DO THIS → The records below must be duplicated exactly, character for character.

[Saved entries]
— START —
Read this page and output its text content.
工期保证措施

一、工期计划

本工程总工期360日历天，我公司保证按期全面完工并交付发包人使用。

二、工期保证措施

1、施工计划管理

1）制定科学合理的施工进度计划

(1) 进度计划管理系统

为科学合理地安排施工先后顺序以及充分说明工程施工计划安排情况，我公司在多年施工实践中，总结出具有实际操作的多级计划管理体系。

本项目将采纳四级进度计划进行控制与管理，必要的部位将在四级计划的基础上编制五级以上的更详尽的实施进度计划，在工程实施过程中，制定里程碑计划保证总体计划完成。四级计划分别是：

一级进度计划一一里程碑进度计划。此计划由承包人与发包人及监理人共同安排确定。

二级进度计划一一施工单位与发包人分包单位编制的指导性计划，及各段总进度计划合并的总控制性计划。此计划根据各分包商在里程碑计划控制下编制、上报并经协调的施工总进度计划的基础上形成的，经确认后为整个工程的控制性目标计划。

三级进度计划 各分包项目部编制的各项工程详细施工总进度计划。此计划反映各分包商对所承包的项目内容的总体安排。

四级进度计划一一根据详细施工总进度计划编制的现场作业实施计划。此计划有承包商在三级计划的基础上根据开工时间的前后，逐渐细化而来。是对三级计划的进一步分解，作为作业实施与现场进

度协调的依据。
— END —
EXERCISE RESPONSE →
Read this page and output its text content.
工期保证措施

一、工期计划

本工程总工期360日历天，我公司保证按期全面完工并交付发包人使用。

二、工期保证措施

1、施工计划管理

1）制定科学合理的施工进度计划

(1) 进度计划管理系统

为科学合理地安排施工先后顺序以及充分说明工程施工计划安排情况，我公司在多年施工实践中，总结出具有实际操作的多级计划管理体系。

本项目将采纳四级进度计划进行控制与管理，必要的部位将在四级计划的基础上编制五级以上的更详尽的实施进度计划，在工程实施过程中，制定里程碑计划保证总体计划完成。四级计划分别是：

一级进度计划一一里程碑进度计划。此计划由承包人与发包人及监理人共同安排确定。

二级进度计划一一施工单位与发包人分包单位编制的指导性计划，及各段总进度计划合并的总控制性计划。此计划根据各分包商在里程碑计划控制下编制、上报并经协调的施工总进度计划的基础上形成的，经确认后为整个工程的控制性目标计划。

三级进度计划 各分包项目部编制的各项工程详细施工总进度计划。此计划反映各分包商对所承包的项目内容的总体安排。

四级进度计划一一根据详细施工总进度计划编制的现场作业实施计划。此计划有承包商在三级计划的基础上根据开工时间的前后，逐渐细化而来。是对三级计划的进一步分解，作为作业实施与现场进

度协调的依据。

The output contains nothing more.